## DATA ROWS
################

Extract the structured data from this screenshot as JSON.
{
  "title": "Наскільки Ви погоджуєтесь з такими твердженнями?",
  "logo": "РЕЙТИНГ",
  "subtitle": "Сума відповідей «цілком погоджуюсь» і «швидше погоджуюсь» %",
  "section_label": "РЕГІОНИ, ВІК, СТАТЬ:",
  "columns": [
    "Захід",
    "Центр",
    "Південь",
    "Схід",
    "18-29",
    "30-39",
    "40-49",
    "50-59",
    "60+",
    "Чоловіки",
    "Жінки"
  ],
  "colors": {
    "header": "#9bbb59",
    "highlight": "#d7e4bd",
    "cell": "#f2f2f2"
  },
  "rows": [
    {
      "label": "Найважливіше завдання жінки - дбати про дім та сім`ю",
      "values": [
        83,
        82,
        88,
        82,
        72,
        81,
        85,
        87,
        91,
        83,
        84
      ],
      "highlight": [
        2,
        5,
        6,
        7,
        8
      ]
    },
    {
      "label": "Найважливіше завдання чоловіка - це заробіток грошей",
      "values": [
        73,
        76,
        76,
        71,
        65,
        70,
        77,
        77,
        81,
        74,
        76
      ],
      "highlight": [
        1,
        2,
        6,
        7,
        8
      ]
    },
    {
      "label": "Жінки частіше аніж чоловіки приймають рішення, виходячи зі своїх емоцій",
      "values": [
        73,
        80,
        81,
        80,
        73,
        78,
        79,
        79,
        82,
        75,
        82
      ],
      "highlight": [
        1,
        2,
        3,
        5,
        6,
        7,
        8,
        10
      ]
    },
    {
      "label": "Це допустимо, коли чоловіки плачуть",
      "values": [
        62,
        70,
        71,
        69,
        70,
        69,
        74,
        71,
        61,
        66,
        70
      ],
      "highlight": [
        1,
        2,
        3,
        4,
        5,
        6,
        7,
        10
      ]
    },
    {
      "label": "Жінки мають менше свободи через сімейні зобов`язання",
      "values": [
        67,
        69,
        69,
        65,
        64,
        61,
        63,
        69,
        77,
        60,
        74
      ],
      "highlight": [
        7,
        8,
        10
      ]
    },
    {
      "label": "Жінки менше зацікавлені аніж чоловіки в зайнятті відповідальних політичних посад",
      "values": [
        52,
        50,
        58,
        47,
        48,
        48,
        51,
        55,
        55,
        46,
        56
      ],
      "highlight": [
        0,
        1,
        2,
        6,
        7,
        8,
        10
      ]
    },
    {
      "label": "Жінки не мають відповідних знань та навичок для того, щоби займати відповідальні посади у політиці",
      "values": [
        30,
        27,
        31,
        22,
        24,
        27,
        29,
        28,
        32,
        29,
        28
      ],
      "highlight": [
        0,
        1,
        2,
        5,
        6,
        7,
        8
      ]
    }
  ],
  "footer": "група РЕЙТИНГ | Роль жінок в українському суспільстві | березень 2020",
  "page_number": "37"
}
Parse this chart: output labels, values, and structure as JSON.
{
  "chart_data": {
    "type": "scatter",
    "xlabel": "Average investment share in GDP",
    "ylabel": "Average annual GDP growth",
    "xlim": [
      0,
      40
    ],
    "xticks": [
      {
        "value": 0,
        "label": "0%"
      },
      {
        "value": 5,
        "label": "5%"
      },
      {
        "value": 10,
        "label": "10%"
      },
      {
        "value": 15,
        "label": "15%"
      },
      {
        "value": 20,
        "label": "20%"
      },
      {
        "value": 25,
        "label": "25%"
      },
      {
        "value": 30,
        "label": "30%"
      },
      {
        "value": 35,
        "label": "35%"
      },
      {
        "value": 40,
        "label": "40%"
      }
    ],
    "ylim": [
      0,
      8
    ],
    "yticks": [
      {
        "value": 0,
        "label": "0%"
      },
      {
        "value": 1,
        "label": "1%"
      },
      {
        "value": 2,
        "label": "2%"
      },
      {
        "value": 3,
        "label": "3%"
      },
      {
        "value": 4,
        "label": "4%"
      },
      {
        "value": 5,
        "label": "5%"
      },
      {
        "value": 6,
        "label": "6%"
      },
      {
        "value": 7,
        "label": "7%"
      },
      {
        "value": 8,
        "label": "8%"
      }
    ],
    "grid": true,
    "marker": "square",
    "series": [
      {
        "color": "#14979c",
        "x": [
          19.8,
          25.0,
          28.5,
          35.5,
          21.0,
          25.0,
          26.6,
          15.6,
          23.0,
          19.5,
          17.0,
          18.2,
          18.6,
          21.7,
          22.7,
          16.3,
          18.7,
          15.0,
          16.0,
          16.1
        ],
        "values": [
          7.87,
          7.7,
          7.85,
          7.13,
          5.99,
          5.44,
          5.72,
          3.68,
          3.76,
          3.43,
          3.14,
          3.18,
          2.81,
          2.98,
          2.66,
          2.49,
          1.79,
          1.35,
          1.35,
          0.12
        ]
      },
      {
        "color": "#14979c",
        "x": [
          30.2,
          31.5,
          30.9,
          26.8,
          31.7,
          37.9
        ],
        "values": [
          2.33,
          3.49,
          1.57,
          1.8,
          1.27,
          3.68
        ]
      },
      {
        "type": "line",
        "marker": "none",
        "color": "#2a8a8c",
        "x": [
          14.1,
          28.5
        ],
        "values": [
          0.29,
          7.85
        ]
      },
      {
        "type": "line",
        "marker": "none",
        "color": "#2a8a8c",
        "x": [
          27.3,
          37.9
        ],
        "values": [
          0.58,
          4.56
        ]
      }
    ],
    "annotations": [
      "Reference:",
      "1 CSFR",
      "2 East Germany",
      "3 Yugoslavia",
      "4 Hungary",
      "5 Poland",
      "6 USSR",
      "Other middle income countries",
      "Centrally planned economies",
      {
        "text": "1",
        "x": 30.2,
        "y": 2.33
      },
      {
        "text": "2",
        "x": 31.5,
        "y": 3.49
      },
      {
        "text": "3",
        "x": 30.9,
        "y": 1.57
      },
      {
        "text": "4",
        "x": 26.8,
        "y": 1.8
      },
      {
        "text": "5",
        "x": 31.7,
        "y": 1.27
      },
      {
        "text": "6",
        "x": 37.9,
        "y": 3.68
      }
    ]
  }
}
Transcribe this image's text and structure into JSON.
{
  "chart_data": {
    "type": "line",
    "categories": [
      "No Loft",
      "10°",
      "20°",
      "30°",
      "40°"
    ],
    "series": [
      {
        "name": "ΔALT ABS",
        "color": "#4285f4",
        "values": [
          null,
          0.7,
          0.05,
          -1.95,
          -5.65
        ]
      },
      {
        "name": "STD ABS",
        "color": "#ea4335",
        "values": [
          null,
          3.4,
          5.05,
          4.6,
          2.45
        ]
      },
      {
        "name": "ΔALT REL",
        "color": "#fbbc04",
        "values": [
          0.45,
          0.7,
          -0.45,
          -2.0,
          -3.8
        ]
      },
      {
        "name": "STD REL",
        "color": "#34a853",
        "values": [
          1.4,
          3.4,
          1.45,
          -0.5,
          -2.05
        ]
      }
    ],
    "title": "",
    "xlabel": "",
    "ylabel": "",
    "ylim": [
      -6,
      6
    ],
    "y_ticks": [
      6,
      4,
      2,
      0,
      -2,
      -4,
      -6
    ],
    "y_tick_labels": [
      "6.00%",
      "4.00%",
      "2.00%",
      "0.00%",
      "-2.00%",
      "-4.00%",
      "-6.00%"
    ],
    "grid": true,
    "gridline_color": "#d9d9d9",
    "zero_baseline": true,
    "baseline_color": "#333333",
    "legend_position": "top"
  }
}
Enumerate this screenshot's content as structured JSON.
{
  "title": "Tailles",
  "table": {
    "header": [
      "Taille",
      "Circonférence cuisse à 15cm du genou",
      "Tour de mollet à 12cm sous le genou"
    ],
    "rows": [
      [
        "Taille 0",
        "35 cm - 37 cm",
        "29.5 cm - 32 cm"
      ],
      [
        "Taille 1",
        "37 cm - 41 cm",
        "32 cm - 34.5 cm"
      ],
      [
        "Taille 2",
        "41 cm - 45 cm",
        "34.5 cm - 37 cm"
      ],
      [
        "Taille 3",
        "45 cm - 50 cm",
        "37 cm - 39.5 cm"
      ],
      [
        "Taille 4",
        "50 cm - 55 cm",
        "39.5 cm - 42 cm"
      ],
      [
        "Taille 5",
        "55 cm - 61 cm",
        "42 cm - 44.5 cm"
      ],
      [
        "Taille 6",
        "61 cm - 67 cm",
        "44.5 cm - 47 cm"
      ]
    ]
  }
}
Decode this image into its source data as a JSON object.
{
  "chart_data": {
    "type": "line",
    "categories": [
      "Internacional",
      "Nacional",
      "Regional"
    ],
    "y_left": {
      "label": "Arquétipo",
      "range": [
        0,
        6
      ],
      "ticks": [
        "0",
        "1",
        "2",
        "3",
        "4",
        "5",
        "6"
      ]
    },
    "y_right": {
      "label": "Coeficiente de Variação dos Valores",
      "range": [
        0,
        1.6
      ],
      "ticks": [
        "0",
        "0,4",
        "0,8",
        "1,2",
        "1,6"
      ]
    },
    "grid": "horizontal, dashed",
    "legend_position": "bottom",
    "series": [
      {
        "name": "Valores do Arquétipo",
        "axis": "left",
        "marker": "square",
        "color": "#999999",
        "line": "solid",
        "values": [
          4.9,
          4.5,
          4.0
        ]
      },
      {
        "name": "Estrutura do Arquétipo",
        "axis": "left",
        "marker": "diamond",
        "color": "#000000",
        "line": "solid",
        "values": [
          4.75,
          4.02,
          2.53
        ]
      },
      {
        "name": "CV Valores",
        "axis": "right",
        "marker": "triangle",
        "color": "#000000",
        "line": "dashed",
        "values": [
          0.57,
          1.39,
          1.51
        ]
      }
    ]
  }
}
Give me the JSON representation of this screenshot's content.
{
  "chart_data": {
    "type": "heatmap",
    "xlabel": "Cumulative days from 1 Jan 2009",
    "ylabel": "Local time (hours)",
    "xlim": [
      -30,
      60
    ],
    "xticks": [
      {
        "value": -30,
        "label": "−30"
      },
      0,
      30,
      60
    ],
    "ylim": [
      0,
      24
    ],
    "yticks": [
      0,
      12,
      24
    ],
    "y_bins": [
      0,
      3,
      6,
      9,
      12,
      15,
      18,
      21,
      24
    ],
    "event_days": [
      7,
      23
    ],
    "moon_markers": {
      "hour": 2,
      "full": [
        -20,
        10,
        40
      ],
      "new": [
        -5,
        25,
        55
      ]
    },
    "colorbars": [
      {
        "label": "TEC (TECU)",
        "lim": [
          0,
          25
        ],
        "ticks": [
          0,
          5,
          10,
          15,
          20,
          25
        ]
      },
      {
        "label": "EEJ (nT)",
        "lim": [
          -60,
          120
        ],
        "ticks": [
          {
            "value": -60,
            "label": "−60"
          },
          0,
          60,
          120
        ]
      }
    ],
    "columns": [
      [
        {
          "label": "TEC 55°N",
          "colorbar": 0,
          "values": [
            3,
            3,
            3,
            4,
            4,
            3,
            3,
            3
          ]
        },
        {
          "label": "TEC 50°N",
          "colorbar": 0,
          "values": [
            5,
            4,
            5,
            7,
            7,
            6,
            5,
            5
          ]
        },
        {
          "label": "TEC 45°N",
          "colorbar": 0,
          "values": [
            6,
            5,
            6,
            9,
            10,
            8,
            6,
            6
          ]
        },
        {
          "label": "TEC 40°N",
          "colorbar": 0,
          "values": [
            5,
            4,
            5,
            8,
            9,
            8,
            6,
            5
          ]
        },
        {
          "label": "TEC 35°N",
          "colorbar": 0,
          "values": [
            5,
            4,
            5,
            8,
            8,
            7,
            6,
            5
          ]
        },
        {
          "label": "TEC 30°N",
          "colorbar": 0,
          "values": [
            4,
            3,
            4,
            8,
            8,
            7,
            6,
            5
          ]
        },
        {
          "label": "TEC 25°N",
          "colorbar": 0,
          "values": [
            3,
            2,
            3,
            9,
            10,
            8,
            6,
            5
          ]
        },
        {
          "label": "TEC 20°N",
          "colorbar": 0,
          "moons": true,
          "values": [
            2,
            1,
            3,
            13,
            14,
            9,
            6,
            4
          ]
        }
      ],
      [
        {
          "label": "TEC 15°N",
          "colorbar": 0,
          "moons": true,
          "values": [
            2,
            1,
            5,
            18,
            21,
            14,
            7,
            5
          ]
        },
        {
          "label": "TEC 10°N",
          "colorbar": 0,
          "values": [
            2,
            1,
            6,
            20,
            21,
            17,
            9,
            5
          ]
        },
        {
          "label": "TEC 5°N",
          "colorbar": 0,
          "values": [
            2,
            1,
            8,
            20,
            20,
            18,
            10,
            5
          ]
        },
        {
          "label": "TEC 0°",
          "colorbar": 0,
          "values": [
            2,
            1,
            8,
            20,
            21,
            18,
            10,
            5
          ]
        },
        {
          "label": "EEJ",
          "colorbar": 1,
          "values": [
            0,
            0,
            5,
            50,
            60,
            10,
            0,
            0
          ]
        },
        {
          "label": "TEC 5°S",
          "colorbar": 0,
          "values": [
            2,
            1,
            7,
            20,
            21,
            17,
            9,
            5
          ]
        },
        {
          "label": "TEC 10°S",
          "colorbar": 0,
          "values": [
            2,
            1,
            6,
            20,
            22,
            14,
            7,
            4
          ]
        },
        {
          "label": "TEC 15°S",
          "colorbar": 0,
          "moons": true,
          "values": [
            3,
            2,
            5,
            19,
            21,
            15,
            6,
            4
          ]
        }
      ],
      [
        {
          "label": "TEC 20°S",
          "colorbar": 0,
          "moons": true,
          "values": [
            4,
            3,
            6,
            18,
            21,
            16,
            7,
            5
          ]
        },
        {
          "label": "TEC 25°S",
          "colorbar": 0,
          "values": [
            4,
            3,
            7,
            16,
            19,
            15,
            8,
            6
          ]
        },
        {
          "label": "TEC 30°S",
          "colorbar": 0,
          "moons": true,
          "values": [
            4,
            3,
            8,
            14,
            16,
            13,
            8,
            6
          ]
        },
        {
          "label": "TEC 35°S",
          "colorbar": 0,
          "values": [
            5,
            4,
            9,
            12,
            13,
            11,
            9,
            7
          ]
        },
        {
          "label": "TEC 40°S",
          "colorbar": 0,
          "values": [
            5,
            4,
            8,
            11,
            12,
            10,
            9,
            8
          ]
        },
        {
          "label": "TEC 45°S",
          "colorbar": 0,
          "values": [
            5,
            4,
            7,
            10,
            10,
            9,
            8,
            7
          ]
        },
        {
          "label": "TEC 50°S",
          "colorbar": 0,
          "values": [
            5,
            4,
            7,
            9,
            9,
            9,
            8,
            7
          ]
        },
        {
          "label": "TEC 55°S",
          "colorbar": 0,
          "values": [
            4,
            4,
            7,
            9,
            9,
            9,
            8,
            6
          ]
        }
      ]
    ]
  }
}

################

## TASK OBJECTIVE
Go over the records above line by line and count those holding the word "genou". Reply only with the number.

## TASK ANSWER
2